## What is needed
Update these lines by changing "plan view" to "top view" and keeping everything else the same. Leave the pictures out of your answer.

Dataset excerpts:
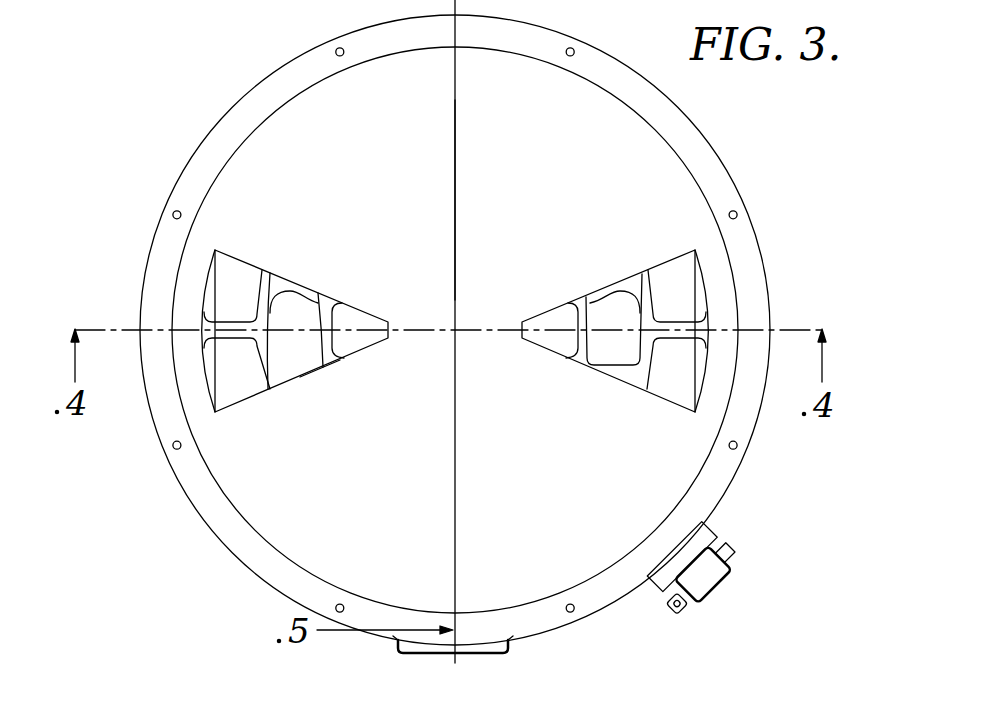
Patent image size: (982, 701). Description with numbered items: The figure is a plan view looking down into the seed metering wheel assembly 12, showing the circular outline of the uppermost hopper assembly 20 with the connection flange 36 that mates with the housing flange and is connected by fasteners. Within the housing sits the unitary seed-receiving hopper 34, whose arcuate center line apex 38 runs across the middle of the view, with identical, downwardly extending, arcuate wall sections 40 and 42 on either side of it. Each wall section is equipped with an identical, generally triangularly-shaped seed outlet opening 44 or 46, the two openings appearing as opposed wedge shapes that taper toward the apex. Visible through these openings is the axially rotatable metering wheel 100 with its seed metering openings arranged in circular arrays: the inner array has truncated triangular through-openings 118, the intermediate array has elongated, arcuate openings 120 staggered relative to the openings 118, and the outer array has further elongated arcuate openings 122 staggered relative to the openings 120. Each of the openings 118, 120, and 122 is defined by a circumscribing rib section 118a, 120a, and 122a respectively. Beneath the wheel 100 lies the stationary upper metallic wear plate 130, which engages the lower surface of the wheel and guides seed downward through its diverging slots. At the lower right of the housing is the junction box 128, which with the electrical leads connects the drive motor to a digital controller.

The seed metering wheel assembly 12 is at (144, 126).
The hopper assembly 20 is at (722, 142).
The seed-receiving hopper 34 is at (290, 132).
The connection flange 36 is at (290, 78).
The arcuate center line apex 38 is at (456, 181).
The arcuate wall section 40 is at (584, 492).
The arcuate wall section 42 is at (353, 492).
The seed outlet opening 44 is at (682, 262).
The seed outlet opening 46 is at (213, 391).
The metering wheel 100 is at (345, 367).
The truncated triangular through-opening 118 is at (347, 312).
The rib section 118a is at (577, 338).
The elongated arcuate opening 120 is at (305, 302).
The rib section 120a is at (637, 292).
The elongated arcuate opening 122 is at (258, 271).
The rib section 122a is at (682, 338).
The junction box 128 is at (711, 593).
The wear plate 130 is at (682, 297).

## Task response
Patent image size: (982, 701). Description with numbered items: The figure is a top view looking down into the seed metering wheel assembly 12, showing the circular outline of the uppermost hopper assembly 20 with the connection flange 36 that mates with the housing flange and is connected by fasteners. Within the housing sits the unitary seed-receiving hopper 34, whose arcuate center line apex 38 runs across the middle of the view, with identical, downwardly extending, arcuate wall sections 40 and 42 on either side of it. Each wall section is equipped with an identical, generally triangularly-shaped seed outlet opening 44 or 46, the two openings appearing as opposed wedge shapes that taper toward the apex. Visible through these openings is the axially rotatable metering wheel 100 with its seed metering openings arranged in circular arrays: the inner array has truncated triangular through-openings 118, the intermediate array has elongated, arcuate openings 120 staggered relative to the openings 118, and the outer array has further elongated arcuate openings 122 staggered relative to the openings 120. Each of the openings 118, 120, and 122 is defined by a circumscribing rib section 118a, 120a, and 122a respectively. Beneath the wheel 100 lies the stationary upper metallic wear plate 130, which engages the lower surface of the wheel and guides seed downward through its diverging slots. At the lower right of the housing is the junction box 128, which with the electrical leads connects the drive motor to a digital controller.

The seed metering wheel assembly 12 is at (144, 126).
The hopper assembly 20 is at (722, 142).
The seed-receiving hopper 34 is at (290, 132).
The connection flange 36 is at (290, 78).
The arcuate center line apex 38 is at (456, 181).
The arcuate wall section 40 is at (584, 492).
The arcuate wall section 42 is at (353, 492).
The seed outlet opening 44 is at (682, 262).
The seed outlet opening 46 is at (213, 391).
The metering wheel 100 is at (345, 367).
The truncated triangular through-opening 118 is at (347, 312).
The rib section 118a is at (577, 338).
The elongated arcuate opening 120 is at (305, 302).
The rib section 120a is at (637, 292).
The elongated arcuate opening 122 is at (258, 271).
The rib section 122a is at (682, 338).
The junction box 128 is at (711, 593).
The wear plate 130 is at (682, 297).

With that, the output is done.